-- What the task asks --
Copy each line that holds "JSON".

-- Input rows --

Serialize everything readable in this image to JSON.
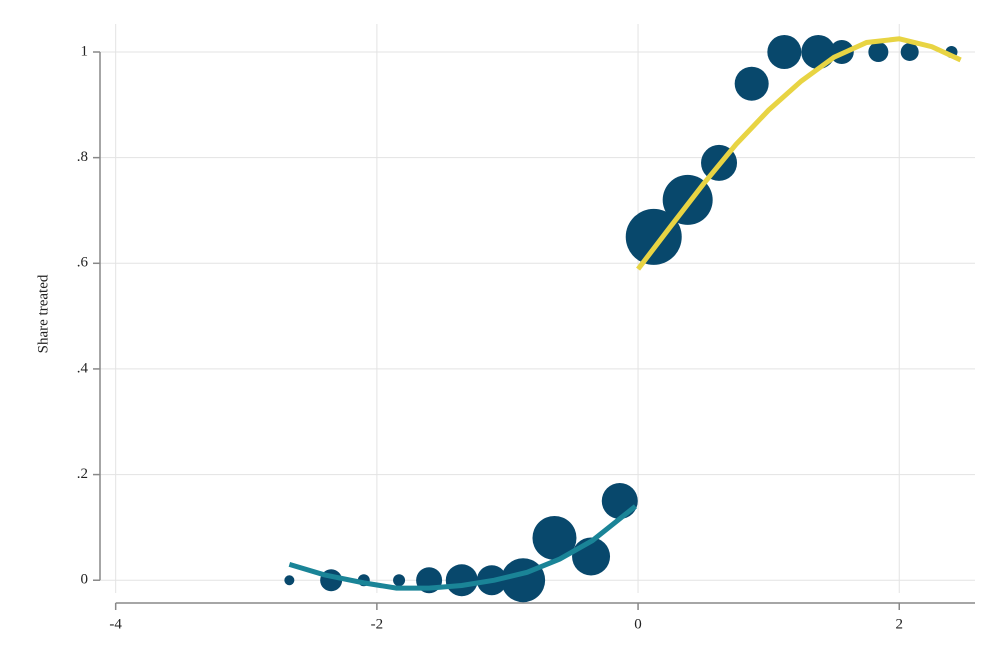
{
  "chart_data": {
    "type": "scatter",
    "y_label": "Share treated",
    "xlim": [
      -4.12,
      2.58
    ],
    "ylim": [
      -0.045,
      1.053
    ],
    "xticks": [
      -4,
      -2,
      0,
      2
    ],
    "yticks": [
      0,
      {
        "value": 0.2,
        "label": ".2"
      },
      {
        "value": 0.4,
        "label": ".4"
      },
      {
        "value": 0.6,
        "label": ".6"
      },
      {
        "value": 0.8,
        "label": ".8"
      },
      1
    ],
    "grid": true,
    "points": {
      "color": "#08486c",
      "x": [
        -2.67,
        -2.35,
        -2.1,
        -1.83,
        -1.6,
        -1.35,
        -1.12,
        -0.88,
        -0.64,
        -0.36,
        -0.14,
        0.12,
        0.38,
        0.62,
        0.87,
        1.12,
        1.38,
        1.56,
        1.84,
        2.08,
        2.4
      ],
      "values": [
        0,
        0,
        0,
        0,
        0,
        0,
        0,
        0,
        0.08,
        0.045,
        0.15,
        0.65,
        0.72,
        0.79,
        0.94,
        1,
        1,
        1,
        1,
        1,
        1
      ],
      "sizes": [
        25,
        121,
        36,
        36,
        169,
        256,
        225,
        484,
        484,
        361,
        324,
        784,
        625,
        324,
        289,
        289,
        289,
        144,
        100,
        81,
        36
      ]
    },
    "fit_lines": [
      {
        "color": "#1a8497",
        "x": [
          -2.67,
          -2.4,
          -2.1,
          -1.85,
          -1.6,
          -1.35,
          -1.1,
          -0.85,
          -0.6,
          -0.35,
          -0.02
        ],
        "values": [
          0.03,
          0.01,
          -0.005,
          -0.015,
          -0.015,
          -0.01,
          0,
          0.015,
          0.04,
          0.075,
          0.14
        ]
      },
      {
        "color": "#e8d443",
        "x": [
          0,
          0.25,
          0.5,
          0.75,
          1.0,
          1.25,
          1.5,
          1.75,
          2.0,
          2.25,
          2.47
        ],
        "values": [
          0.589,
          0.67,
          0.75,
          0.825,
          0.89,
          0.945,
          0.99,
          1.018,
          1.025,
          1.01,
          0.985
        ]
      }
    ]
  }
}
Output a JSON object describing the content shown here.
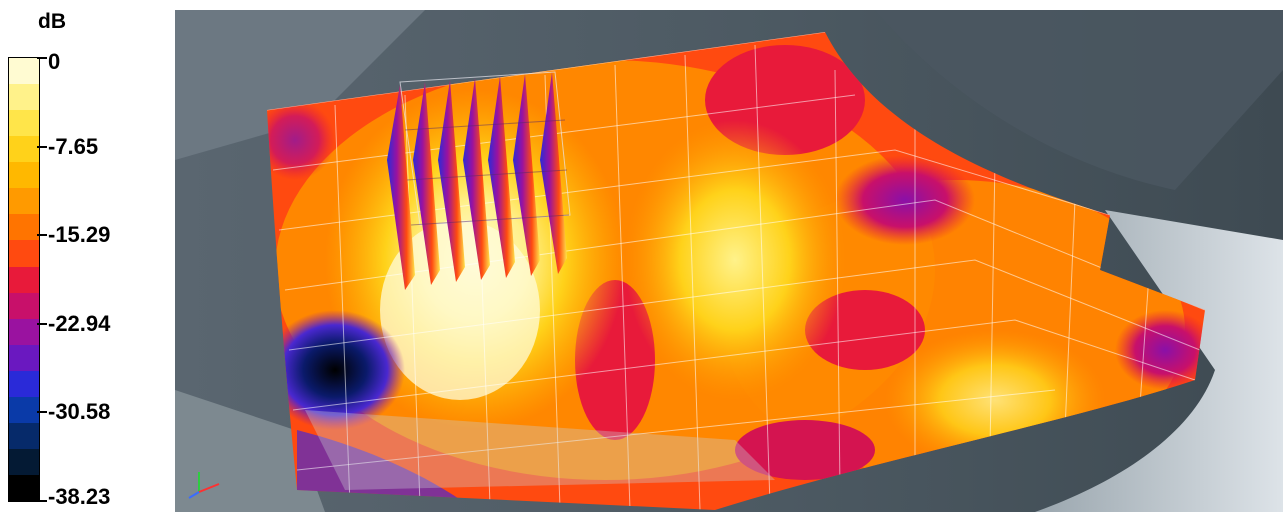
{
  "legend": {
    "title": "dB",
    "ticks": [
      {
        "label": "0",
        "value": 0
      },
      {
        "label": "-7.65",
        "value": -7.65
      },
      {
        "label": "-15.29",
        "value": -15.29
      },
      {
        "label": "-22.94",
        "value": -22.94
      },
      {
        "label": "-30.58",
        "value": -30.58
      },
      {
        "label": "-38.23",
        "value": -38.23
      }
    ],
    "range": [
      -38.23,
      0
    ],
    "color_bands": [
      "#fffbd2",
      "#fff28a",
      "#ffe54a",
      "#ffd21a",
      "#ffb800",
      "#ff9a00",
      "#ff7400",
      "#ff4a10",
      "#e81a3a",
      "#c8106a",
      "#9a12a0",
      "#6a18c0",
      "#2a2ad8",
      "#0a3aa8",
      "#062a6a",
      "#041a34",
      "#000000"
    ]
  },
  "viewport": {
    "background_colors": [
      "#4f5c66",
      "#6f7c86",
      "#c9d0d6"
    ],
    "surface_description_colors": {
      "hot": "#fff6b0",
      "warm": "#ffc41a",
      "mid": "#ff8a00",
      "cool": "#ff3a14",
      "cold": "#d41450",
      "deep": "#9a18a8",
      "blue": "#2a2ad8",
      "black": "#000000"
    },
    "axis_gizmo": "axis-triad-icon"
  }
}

-- Result for this exercise --
Serialize everything readable in this image to JSON.
Output a JSON object describing the content shown here.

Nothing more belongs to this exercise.